TASK STATEMENT
Print out each entry below exactly, please.

Structured figure records:
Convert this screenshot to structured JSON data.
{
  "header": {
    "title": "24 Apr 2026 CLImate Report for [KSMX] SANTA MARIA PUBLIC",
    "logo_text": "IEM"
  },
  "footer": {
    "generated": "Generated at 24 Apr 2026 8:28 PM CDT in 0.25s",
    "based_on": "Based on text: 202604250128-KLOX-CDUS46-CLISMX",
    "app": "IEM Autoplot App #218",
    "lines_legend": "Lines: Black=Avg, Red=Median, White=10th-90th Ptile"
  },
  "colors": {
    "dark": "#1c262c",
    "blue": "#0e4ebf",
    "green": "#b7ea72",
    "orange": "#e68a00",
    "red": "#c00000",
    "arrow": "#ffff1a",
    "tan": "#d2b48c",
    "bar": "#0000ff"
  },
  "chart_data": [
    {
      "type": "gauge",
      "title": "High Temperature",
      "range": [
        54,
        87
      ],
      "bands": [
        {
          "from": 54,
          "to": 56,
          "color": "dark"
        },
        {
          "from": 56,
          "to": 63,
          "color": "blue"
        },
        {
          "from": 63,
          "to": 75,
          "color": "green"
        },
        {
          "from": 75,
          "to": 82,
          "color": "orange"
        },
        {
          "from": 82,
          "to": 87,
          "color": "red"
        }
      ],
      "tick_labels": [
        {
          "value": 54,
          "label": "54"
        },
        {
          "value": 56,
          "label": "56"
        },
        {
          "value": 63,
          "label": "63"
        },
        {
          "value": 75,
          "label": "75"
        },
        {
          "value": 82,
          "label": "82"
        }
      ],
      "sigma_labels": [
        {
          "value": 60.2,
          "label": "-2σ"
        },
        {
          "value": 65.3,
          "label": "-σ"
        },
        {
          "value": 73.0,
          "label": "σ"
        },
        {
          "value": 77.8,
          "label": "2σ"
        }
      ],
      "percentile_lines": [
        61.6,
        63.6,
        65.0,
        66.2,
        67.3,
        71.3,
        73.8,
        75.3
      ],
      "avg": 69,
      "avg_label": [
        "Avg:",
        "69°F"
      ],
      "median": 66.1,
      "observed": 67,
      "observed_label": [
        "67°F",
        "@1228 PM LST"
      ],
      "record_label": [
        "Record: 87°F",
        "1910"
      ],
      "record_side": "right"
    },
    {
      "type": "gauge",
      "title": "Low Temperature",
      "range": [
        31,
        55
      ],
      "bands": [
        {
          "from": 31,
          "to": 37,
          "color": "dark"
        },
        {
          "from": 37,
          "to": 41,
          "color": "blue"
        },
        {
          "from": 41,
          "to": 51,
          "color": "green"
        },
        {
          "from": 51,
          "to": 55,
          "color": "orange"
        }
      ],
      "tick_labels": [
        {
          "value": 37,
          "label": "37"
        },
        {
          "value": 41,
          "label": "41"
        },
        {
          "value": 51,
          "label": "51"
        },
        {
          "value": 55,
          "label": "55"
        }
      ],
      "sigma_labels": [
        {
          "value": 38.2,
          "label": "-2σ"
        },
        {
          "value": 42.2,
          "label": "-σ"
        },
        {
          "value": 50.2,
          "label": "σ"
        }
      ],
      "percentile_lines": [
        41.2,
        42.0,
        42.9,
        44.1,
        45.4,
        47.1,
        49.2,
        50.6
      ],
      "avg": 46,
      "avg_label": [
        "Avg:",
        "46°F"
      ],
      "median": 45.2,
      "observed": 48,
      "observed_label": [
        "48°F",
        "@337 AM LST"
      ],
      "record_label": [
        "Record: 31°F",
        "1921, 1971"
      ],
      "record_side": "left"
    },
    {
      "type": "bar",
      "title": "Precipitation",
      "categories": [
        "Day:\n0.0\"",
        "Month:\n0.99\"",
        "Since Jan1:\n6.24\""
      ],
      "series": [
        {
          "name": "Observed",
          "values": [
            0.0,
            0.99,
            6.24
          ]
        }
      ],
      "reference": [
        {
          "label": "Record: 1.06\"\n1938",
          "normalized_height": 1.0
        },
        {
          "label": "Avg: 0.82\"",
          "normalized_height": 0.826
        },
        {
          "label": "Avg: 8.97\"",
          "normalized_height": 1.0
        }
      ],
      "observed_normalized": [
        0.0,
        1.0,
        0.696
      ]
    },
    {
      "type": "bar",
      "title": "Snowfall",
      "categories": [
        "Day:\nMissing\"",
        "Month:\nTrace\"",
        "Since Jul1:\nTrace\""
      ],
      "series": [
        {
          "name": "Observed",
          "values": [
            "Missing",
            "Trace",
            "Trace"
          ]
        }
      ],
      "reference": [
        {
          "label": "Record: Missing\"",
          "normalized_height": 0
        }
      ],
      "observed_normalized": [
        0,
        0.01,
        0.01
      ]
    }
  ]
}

COMPLETE RESPONSE
Convert this screenshot to structured JSON data.
{
  "header": {
    "title": "24 Apr 2026 CLImate Report for [KSMX] SANTA MARIA PUBLIC",
    "logo_text": "IEM"
  },
  "footer": {
    "generated": "Generated at 24 Apr 2026 8:28 PM CDT in 0.25s",
    "based_on": "Based on text: 202604250128-KLOX-CDUS46-CLISMX",
    "app": "IEM Autoplot App #218",
    "lines_legend": "Lines: Black=Avg, Red=Median, White=10th-90th Ptile"
  },
  "colors": {
    "dark": "#1c262c",
    "blue": "#0e4ebf",
    "green": "#b7ea72",
    "orange": "#e68a00",
    "red": "#c00000",
    "arrow": "#ffff1a",
    "tan": "#d2b48c",
    "bar": "#0000ff"
  },
  "chart_data": [
    {
      "type": "gauge",
      "title": "High Temperature",
      "range": [
        54,
        87
      ],
      "bands": [
        {
          "from": 54,
          "to": 56,
          "color": "dark"
        },
        {
          "from": 56,
          "to": 63,
          "color": "blue"
        },
        {
          "from": 63,
          "to": 75,
          "color": "green"
        },
        {
          "from": 75,
          "to": 82,
          "color": "orange"
        },
        {
          "from": 82,
          "to": 87,
          "color": "red"
        }
      ],
      "tick_labels": [
        {
          "value": 54,
          "label": "54"
        },
        {
          "value": 56,
          "label": "56"
        },
        {
          "value": 63,
          "label": "63"
        },
        {
          "value": 75,
          "label": "75"
        },
        {
          "value": 82,
          "label": "82"
        }
      ],
      "sigma_labels": [
        {
          "value": 60.2,
          "label": "-2σ"
        },
        {
          "value": 65.3,
          "label": "-σ"
        },
        {
          "value": 73.0,
          "label": "σ"
        },
        {
          "value": 77.8,
          "label": "2σ"
        }
      ],
      "percentile_lines": [
        61.6,
        63.6,
        65.0,
        66.2,
        67.3,
        71.3,
        73.8,
        75.3
      ],
      "avg": 69,
      "avg_label": [
        "Avg:",
        "69°F"
      ],
      "median": 66.1,
      "observed": 67,
      "observed_label": [
        "67°F",
        "@1228 PM LST"
      ],
      "record_label": [
        "Record: 87°F",
        "1910"
      ],
      "record_side": "right"
    },
    {
      "type": "gauge",
      "title": "Low Temperature",
      "range": [
        31,
        55
      ],
      "bands": [
        {
          "from": 31,
          "to": 37,
          "color": "dark"
        },
        {
          "from": 37,
          "to": 41,
          "color": "blue"
        },
        {
          "from": 41,
          "to": 51,
          "color": "green"
        },
        {
          "from": 51,
          "to": 55,
          "color": "orange"
        }
      ],
      "tick_labels": [
        {
          "value": 37,
          "label": "37"
        },
        {
          "value": 41,
          "label": "41"
        },
        {
          "value": 51,
          "label": "51"
        },
        {
          "value": 55,
          "label": "55"
        }
      ],
      "sigma_labels": [
        {
          "value": 38.2,
          "label": "-2σ"
        },
        {
          "value": 42.2,
          "label": "-σ"
        },
        {
          "value": 50.2,
          "label": "σ"
        }
      ],
      "percentile_lines": [
        41.2,
        42.0,
        42.9,
        44.1,
        45.4,
        47.1,
        49.2,
        50.6
      ],
      "avg": 46,
      "avg_label": [
        "Avg:",
        "46°F"
      ],
      "median": 45.2,
      "observed": 48,
      "observed_label": [
        "48°F",
        "@337 AM LST"
      ],
      "record_label": [
        "Record: 31°F",
        "1921, 1971"
      ],
      "record_side": "left"
    },
    {
      "type": "bar",
      "title": "Precipitation",
      "categories": [
        "Day:\n0.0\"",
        "Month:\n0.99\"",
        "Since Jan1:\n6.24\""
      ],
      "series": [
        {
          "name": "Observed",
          "values": [
            0.0,
            0.99,
            6.24
          ]
        }
      ],
      "reference": [
        {
          "label": "Record: 1.06\"\n1938",
          "normalized_height": 1.0
        },
        {
          "label": "Avg: 0.82\"",
          "normalized_height": 0.826
        },
        {
          "label": "Avg: 8.97\"",
          "normalized_height": 1.0
        }
      ],
      "observed_normalized": [
        0.0,
        1.0,
        0.696
      ]
    },
    {
      "type": "bar",
      "title": "Snowfall",
      "categories": [
        "Day:\nMissing\"",
        "Month:\nTrace\"",
        "Since Jul1:\nTrace\""
      ],
      "series": [
        {
          "name": "Observed",
          "values": [
            "Missing",
            "Trace",
            "Trace"
          ]
        }
      ],
      "reference": [
        {
          "label": "Record: Missing\"",
          "normalized_height": 0
        }
      ],
      "observed_normalized": [
        0,
        0.01,
        0.01
      ]
    }
  ]
}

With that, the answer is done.